» **GIVEN INFORMATION**:

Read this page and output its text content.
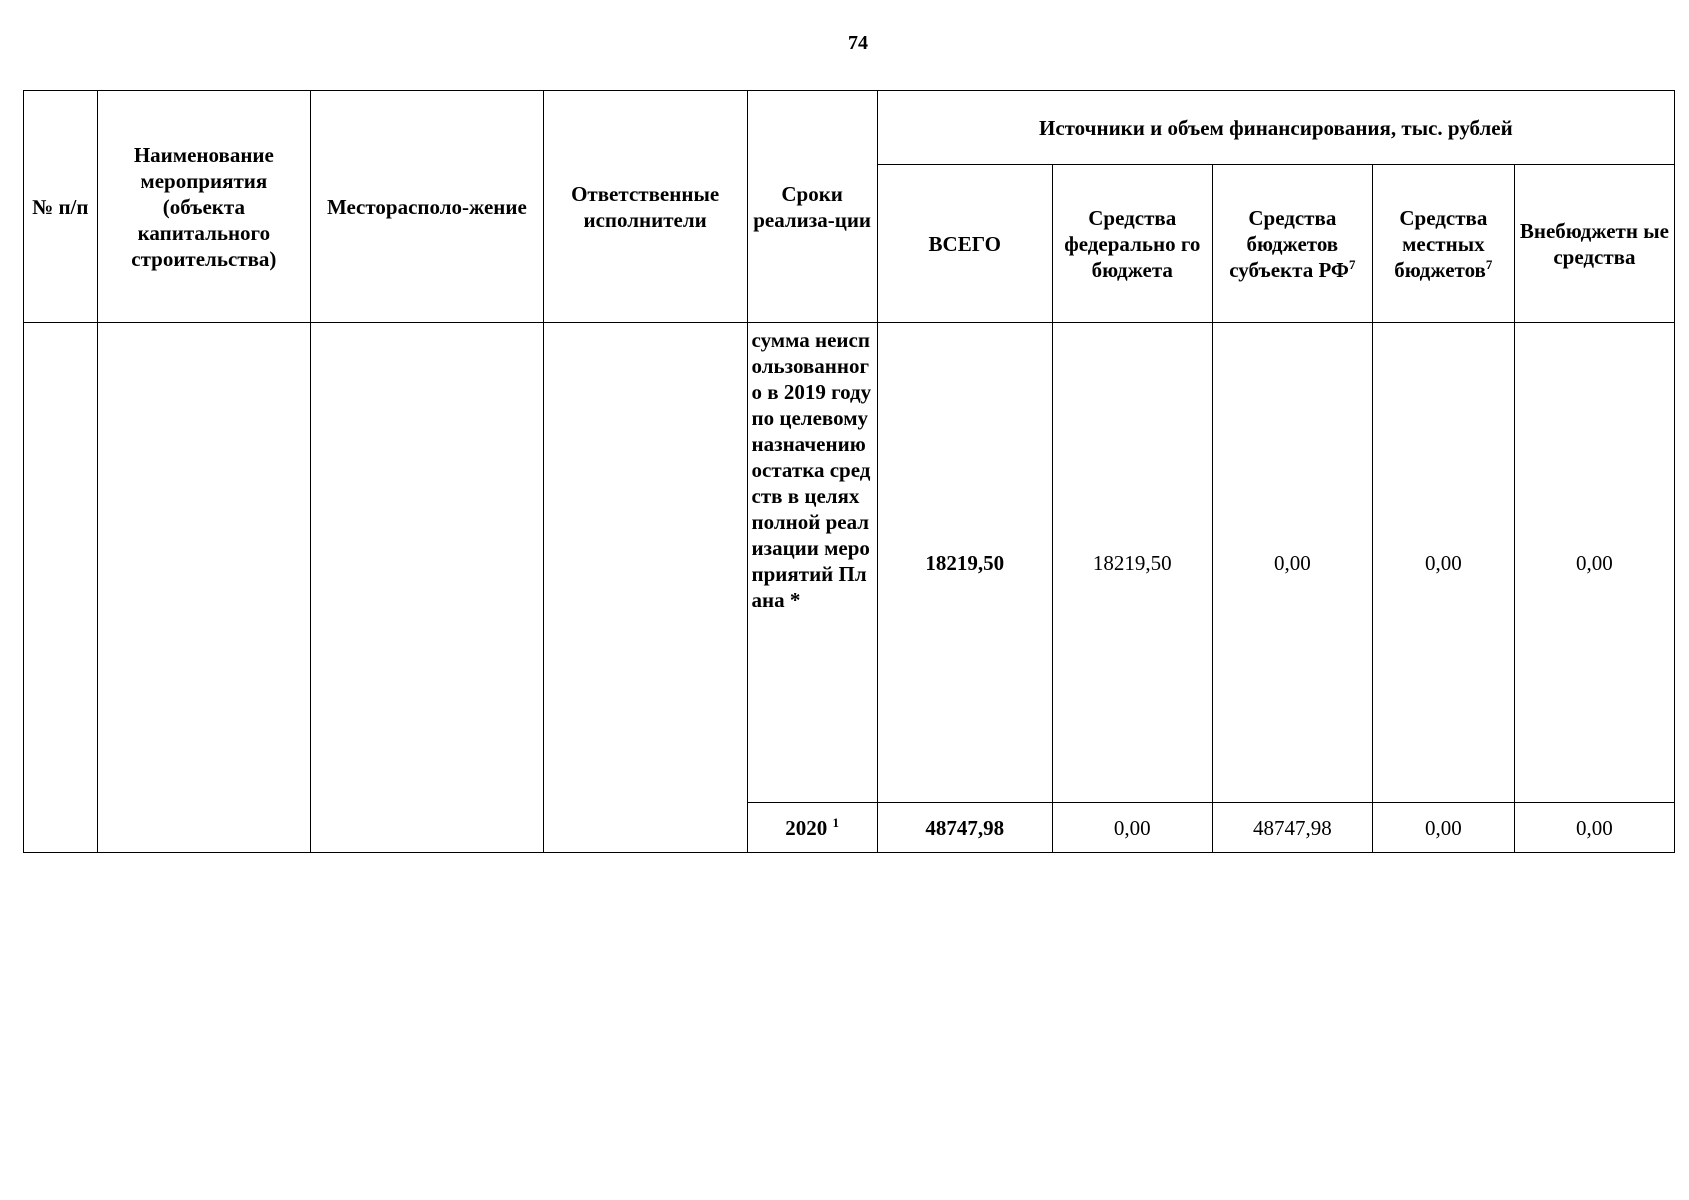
74
№ п/п	Наименование мероприятия (объекта капитального строительства)	Месторасполо-жение	Ответственные исполнители	Сроки реализа-ции	Источники и объем финансирования, тыс. рублей				
					ВСЕГО	Средства федерально го бюджета	Средства бюджетов субъекта $РФ^7$	Средства местных бюджетов$^7$	Внебюджетн ые средства
				сумма неиспользованного в 2019 году по целевому назначению остатка средств в целях полной реализации мероприятий Плана *	18219,50	18219,50	0,00	0,00	0,00
				2020 $^1$	48747,98	0,00	48747,98	0,00	0,00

» **DO THIS**: Copy every record above exactly, leaving out any pictures.

» **RIGHT ANSWER**:
Read this page and output its text content.
74
№ п/п	Наименование мероприятия (объекта капитального строительства)	Месторасполо-жение	Ответственные исполнители	Сроки реализа-ции	Источники и объем финансирования, тыс. рублей				
					ВСЕГО	Средства федерально го бюджета	Средства бюджетов субъекта $РФ^7$	Средства местных бюджетов$^7$	Внебюджетн ые средства
				сумма неиспользованного в 2019 году по целевому назначению остатка средств в целях полной реализации мероприятий Плана *	18219,50	18219,50	0,00	0,00	0,00
				2020 $^1$	48747,98	0,00	48747,98	0,00	0,00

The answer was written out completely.